(Written instruction):
Go through the lines below and copy each one that holds the string "degradation".

(Material to process):
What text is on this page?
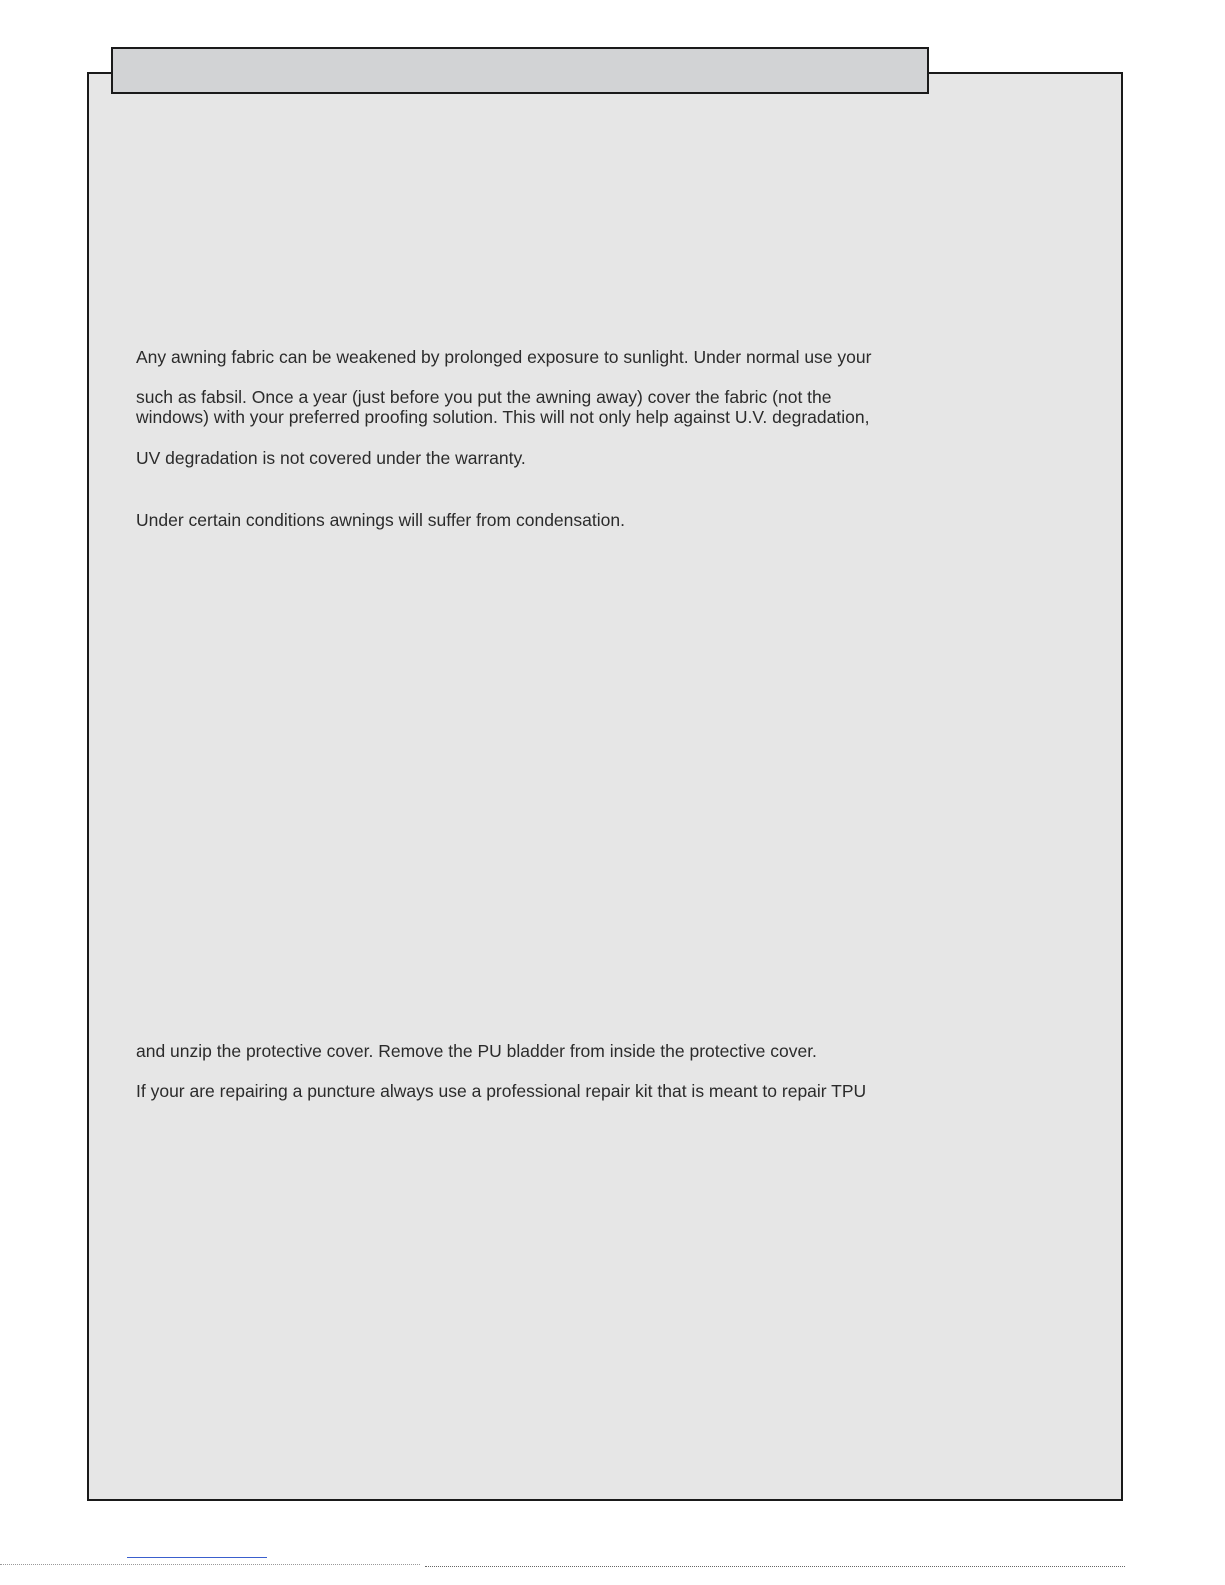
Any awning fabric can be weakened by prolonged exposure to sunlight. Under normal use your

such as fabsil. Once a year (just before you put the awning away) cover the fabric (not the

windows) with your preferred proofing solution. This will not only help against U.V. degradation,

UV degradation is not covered under the warranty.

Under certain conditions awnings will suffer from condensation.

and unzip the protective cover. Remove the PU bladder from inside the protective cover.

If your are repairing a puncture always use a professional repair kit that is meant to repair TPU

(Response):
windows) with your preferred proofing solution. This will not only help against U.V. degradation,
UV degradation is not covered under the warranty.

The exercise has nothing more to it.